══ Relevé des données
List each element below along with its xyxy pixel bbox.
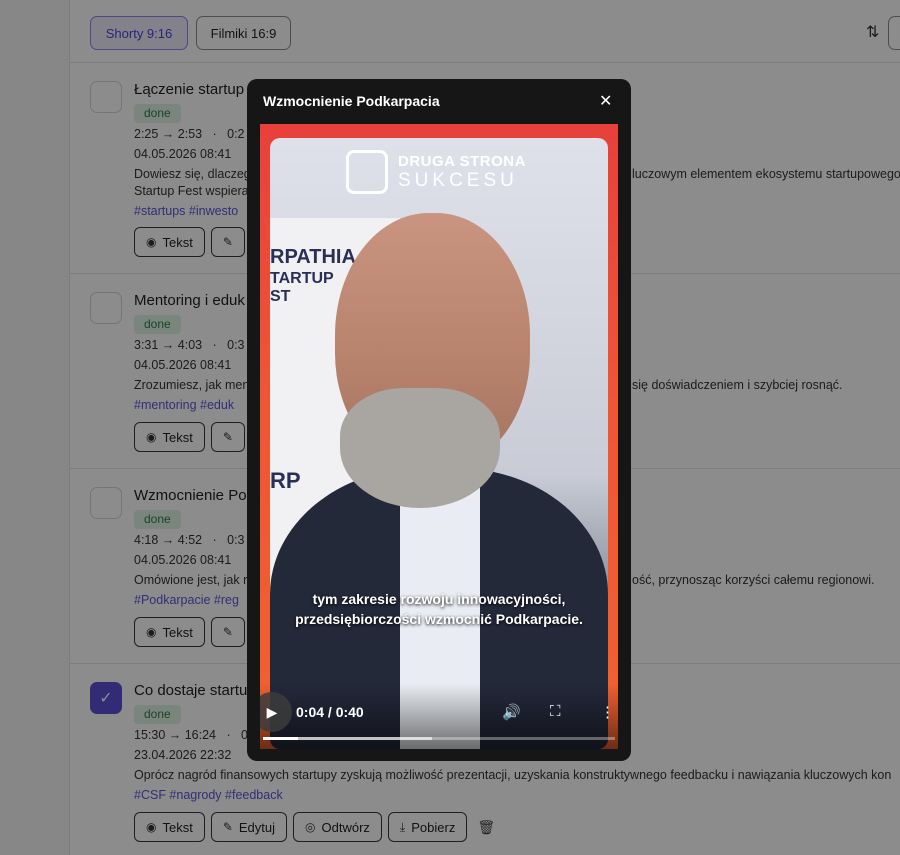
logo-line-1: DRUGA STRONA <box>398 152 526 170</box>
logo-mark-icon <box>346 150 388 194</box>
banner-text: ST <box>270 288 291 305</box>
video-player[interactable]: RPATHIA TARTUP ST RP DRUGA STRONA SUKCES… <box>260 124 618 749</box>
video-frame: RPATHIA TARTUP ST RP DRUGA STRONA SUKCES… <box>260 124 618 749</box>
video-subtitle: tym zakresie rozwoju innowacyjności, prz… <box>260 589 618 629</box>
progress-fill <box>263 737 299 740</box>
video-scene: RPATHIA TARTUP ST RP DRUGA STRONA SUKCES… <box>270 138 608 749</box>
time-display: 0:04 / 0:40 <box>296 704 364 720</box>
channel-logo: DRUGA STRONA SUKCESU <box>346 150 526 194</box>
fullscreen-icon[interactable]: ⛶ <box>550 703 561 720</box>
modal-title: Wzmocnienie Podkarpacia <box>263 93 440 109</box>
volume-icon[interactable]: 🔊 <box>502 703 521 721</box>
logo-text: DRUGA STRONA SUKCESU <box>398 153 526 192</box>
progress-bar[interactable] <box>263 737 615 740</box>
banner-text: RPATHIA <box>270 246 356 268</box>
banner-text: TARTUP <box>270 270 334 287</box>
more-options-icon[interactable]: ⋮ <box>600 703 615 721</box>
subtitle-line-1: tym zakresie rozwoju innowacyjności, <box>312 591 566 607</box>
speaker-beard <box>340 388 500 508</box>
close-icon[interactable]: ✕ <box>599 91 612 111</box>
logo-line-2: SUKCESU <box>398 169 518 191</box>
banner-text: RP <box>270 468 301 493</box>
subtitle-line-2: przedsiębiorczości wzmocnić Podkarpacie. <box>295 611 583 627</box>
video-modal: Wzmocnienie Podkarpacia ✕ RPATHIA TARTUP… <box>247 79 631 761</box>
════
══ Relevé des données
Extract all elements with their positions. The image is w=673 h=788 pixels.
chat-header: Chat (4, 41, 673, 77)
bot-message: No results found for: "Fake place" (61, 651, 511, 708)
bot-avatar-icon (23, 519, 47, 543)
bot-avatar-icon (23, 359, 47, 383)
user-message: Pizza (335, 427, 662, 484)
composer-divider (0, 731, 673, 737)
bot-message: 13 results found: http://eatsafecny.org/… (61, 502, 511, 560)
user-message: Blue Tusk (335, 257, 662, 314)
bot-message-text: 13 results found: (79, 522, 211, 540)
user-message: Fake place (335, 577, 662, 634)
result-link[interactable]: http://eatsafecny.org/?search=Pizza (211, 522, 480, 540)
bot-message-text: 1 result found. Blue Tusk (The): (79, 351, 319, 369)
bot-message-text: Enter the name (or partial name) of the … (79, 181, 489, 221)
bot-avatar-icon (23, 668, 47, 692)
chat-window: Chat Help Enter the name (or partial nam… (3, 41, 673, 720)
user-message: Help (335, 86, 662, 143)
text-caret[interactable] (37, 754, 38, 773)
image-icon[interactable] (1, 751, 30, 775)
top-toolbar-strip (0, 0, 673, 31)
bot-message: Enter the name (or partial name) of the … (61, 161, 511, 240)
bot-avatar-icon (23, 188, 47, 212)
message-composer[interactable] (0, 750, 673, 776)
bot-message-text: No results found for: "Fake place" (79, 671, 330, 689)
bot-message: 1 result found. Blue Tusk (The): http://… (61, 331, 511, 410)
════
Consigne - Présentez sous forme de liste numérotée les lignes allant de celle qui contient "Extract all elements" jusqu'à celle qui contient "composer-divider (0, 731, 673, 737)", ces deux lignes comprises, en omettant les lignes vides.

Réponse -
1. Extract all elements with their positions. The image is w=673 h=788 pixels.
2. chat-header: Chat (4, 41, 673, 77)
3. bot-message: No results found for: "Fake place" (61, 651, 511, 708)
4. bot-avatar-icon (23, 519, 47, 543)
5. bot-avatar-icon (23, 359, 47, 383)
6. user-message: Pizza (335, 427, 662, 484)
7. composer-divider (0, 731, 673, 737)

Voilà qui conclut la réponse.